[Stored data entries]

□ □ □ □ □ □ □

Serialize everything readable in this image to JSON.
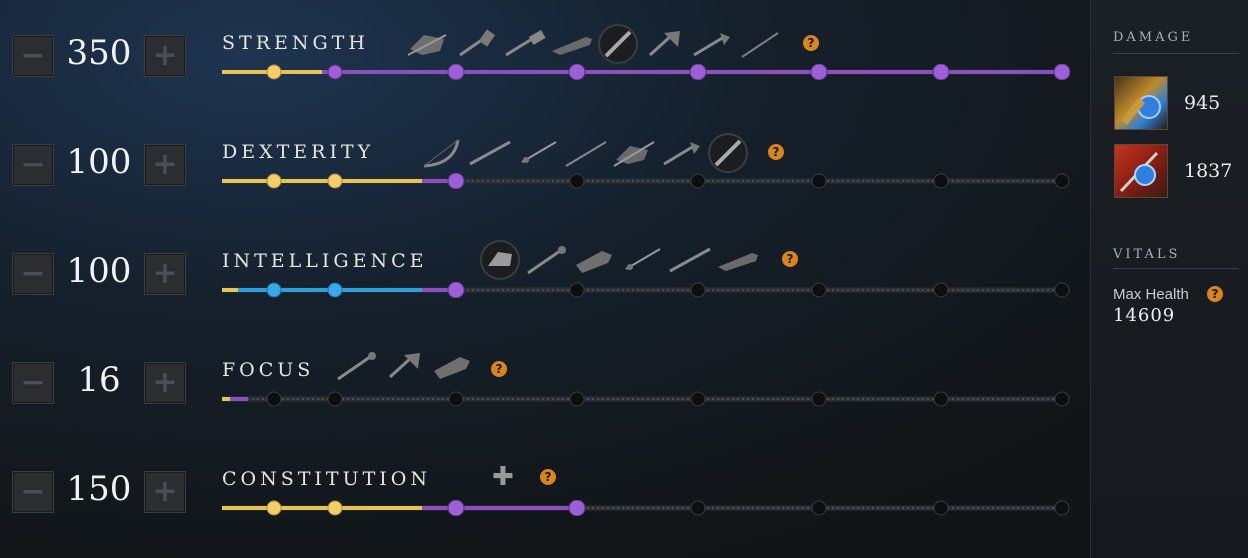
{
  "attributes": [
    {
      "name": "STRENGTH",
      "value": "350",
      "bar_color": "#8b4fc1",
      "filled_segments": 7,
      "help": "?"
    },
    {
      "name": "DEXTERITY",
      "value": "100",
      "bar_color": "#8b4fc1",
      "filled_segments": 2,
      "help": "?"
    },
    {
      "name": "INTELLIGENCE",
      "value": "100",
      "bar_color": "#2f9fdc",
      "filled_segments": 2,
      "help": "?"
    },
    {
      "name": "FOCUS",
      "value": "16",
      "bar_color": "#8b4fc1",
      "filled_segments": 0,
      "help": "?"
    },
    {
      "name": "CONSTITUTION",
      "value": "150",
      "bar_color": "#8b4fc1",
      "filled_segments": 3,
      "help": "?"
    }
  ],
  "buttons": {
    "minus": "−",
    "plus": "+"
  },
  "constitution_plus": "✚",
  "sidebar": {
    "damage_heading": "DAMAGE",
    "damage": [
      {
        "value": "945",
        "icon": "gauntlet-gem-icon"
      },
      {
        "value": "1837",
        "icon": "staff-gem-icon"
      }
    ],
    "vitals_heading": "VITALS",
    "max_health_label": "Max Health",
    "max_health_help": "?",
    "max_health_value": "14609"
  },
  "colors": {
    "gold": "#e8c35a",
    "purple": "#8b4fc1",
    "blue": "#2f9fdc",
    "help": "#d9841c"
  }
}
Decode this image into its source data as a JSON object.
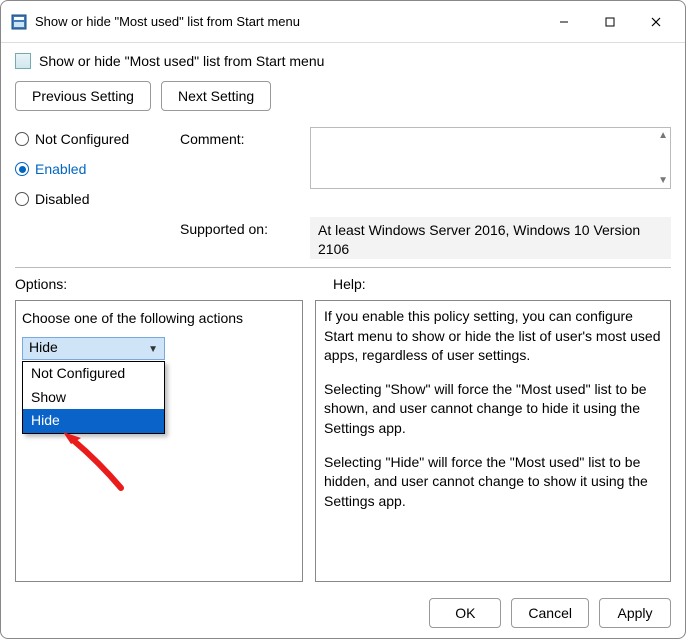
{
  "window": {
    "title": "Show or hide \"Most used\" list from Start menu"
  },
  "header": {
    "page_title": "Show or hide \"Most used\" list from Start menu"
  },
  "nav": {
    "prev": "Previous Setting",
    "next": "Next Setting"
  },
  "state_radios": {
    "not_configured": "Not Configured",
    "enabled": "Enabled",
    "disabled": "Disabled",
    "selected": "enabled"
  },
  "labels": {
    "comment": "Comment:",
    "supported": "Supported on:",
    "options": "Options:",
    "help": "Help:"
  },
  "supported_on": "At least Windows Server 2016, Windows 10 Version 2106",
  "options": {
    "prompt": "Choose one of the following actions",
    "selected": "Hide",
    "items": [
      "Not Configured",
      "Show",
      "Hide"
    ],
    "highlight_index": 2
  },
  "help": {
    "p1": "If you enable this policy setting, you can configure Start menu to show or hide the list of user's most used apps, regardless of user settings.",
    "p2": "Selecting \"Show\" will force the \"Most used\" list to be shown, and user cannot change to hide it using the Settings app.",
    "p3": "Selecting \"Hide\" will force the \"Most used\" list to be hidden, and user cannot change to show it using the Settings app."
  },
  "footer": {
    "ok": "OK",
    "cancel": "Cancel",
    "apply": "Apply"
  }
}
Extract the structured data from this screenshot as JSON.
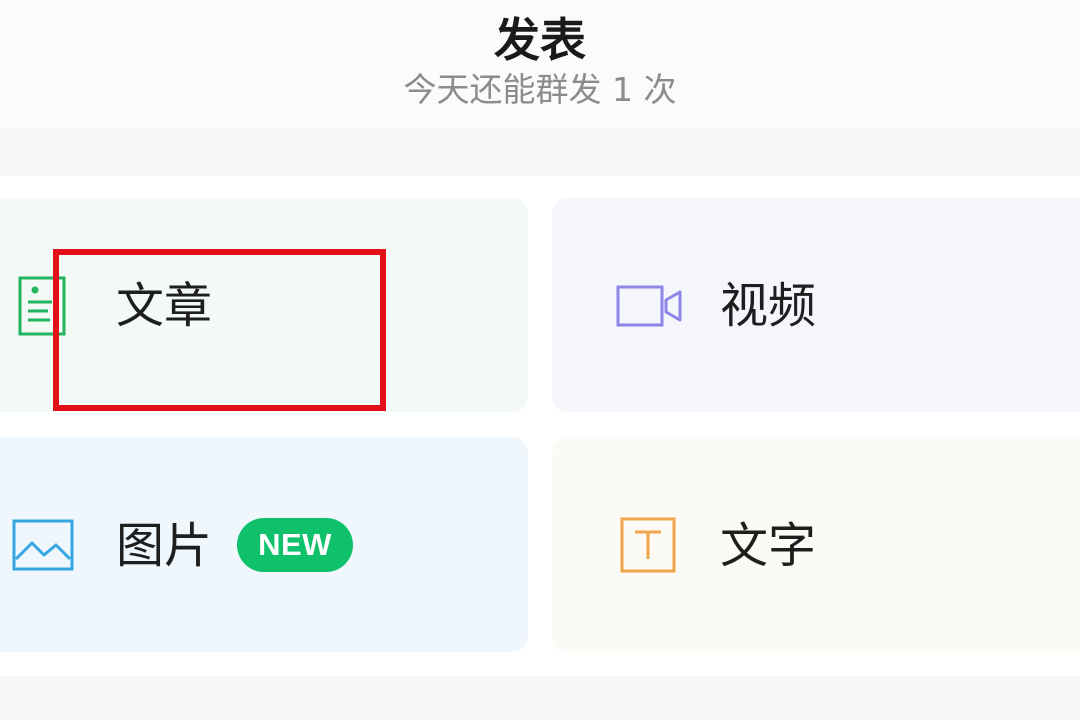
{
  "header": {
    "title": "发表",
    "subtitle": "今天还能群发 1 次"
  },
  "options": [
    {
      "key": "article",
      "label": "文章",
      "icon": "article-icon",
      "color": "#22b55f"
    },
    {
      "key": "video",
      "label": "视频",
      "icon": "video-camera-icon",
      "color": "#8d86e8"
    },
    {
      "key": "image",
      "label": "图片",
      "icon": "image-icon",
      "color": "#33a6e3",
      "badge": "NEW"
    },
    {
      "key": "text",
      "label": "文字",
      "icon": "text-icon",
      "color": "#f0a54a"
    }
  ],
  "colors": {
    "badge": "#10c16c",
    "highlight": "#e3101a"
  }
}
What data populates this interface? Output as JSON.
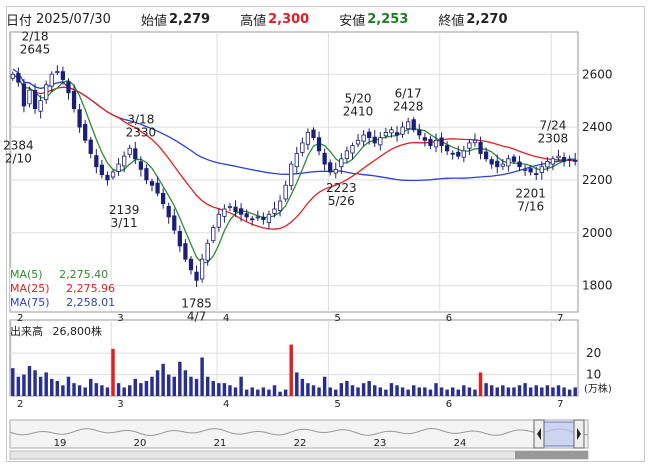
{
  "header": {
    "date_label": "日付",
    "date": "2025/07/30",
    "open_label": "始値",
    "open": "2,279",
    "high_label": "高値",
    "high": "2,300",
    "low_label": "安値",
    "low": "2,253",
    "close_label": "終値",
    "close": "2,270"
  },
  "colors": {
    "up": "#ffffff",
    "down": "#1a1f7a",
    "ma5": "#2e8b2e",
    "ma25": "#e02020",
    "ma75": "#2b3fd6",
    "high_value": "#e02020",
    "low_value": "#1f7f1f",
    "volume": "#2a2f8f",
    "volume_highlight": "#e02020"
  },
  "ma_legend": [
    {
      "label": "MA(5)",
      "value": "2,275.40",
      "color": "#2e8b2e"
    },
    {
      "label": "MA(25)",
      "value": "2,275.96",
      "color": "#e02020"
    },
    {
      "label": "MA(75)",
      "value": "2,258.01",
      "color": "#2b3fd6"
    }
  ],
  "volume_label": "出来高",
  "volume_value": "26,800株",
  "volume_unit": "(万株)",
  "navigator_labels": [
    "19",
    "20",
    "21",
    "22",
    "23",
    "24"
  ],
  "chart_data": {
    "type": "candlestick",
    "y_ticks": [
      1800,
      2000,
      2200,
      2400,
      2600
    ],
    "ylim": [
      1700,
      2760
    ],
    "month_labels": [
      {
        "label": "2",
        "index": 0
      },
      {
        "label": "3",
        "index": 18
      },
      {
        "label": "4",
        "index": 37
      },
      {
        "label": "5",
        "index": 57
      },
      {
        "label": "6",
        "index": 77
      },
      {
        "label": "7",
        "index": 97
      }
    ],
    "annotations": [
      {
        "date": "2/18",
        "value": "2645",
        "pos": "above"
      },
      {
        "date": "2/10",
        "value": "2384",
        "pos": "below"
      },
      {
        "date": "3/18",
        "value": "2330",
        "pos": "above"
      },
      {
        "date": "3/11",
        "value": "2139",
        "pos": "below"
      },
      {
        "date": "4/7",
        "value": "1785",
        "pos": "below"
      },
      {
        "date": "5/20",
        "value": "2410",
        "pos": "above"
      },
      {
        "date": "5/26",
        "value": "2223",
        "pos": "below"
      },
      {
        "date": "6/17",
        "value": "2428",
        "pos": "above"
      },
      {
        "date": "7/16",
        "value": "2201",
        "pos": "below"
      },
      {
        "date": "7/24",
        "value": "2308",
        "pos": "above"
      }
    ],
    "close": [
      2600,
      2570,
      2480,
      2540,
      2470,
      2500,
      2560,
      2600,
      2610,
      2580,
      2530,
      2470,
      2400,
      2350,
      2300,
      2250,
      2220,
      2200,
      2230,
      2260,
      2290,
      2320,
      2280,
      2240,
      2200,
      2180,
      2150,
      2110,
      2060,
      2010,
      1950,
      1900,
      1860,
      1820,
      1900,
      1960,
      2020,
      2070,
      2090,
      2100,
      2080,
      2070,
      2060,
      2050,
      2060,
      2050,
      2070,
      2090,
      2120,
      2180,
      2260,
      2300,
      2340,
      2380,
      2360,
      2310,
      2260,
      2230,
      2240,
      2280,
      2310,
      2330,
      2350,
      2370,
      2360,
      2340,
      2360,
      2380,
      2390,
      2370,
      2400,
      2420,
      2390,
      2370,
      2350,
      2330,
      2350,
      2330,
      2310,
      2300,
      2290,
      2310,
      2340,
      2350,
      2300,
      2280,
      2260,
      2250,
      2260,
      2280,
      2270,
      2250,
      2240,
      2230,
      2220,
      2250,
      2270,
      2280,
      2290,
      2270,
      2275,
      2270
    ],
    "volume": [
      13,
      9,
      10,
      14,
      12,
      9,
      11,
      8,
      7,
      5,
      9,
      6,
      5,
      4,
      8,
      6,
      5,
      4,
      22,
      6,
      4,
      5,
      8,
      6,
      7,
      9,
      12,
      15,
      10,
      9,
      16,
      12,
      9,
      8,
      18,
      9,
      7,
      6,
      6,
      5,
      4,
      9,
      3,
      4,
      3,
      4,
      3,
      5,
      2,
      3,
      24,
      11,
      8,
      6,
      5,
      4,
      9,
      4,
      3,
      6,
      7,
      5,
      4,
      6,
      7,
      5,
      4,
      3,
      6,
      5,
      4,
      3,
      5,
      4,
      4,
      3,
      6,
      4,
      3,
      4,
      3,
      5,
      4,
      3,
      11,
      6,
      5,
      4,
      5,
      4,
      4,
      5,
      6,
      4,
      5,
      4,
      5,
      4,
      5,
      4,
      3,
      4
    ],
    "volume_highlight_index": [
      18,
      50,
      84
    ],
    "volume_ylim": [
      0,
      28
    ],
    "volume_ticks": [
      10,
      20
    ],
    "ma5_last": 2275.4,
    "ma25_last": 2275.96,
    "ma75_last": 2258.01
  }
}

□ □ □ □ □ □ □

EXERCISE DIRECTIONS: Copy out all lines from the material above that contain the string "image".

ANSWER TO THIS PROBLEM:
Serialize everything readable in this image to JSON.
Decode this image into its source data as a JSON object.
      "key": "image",
      "icon": "image-icon",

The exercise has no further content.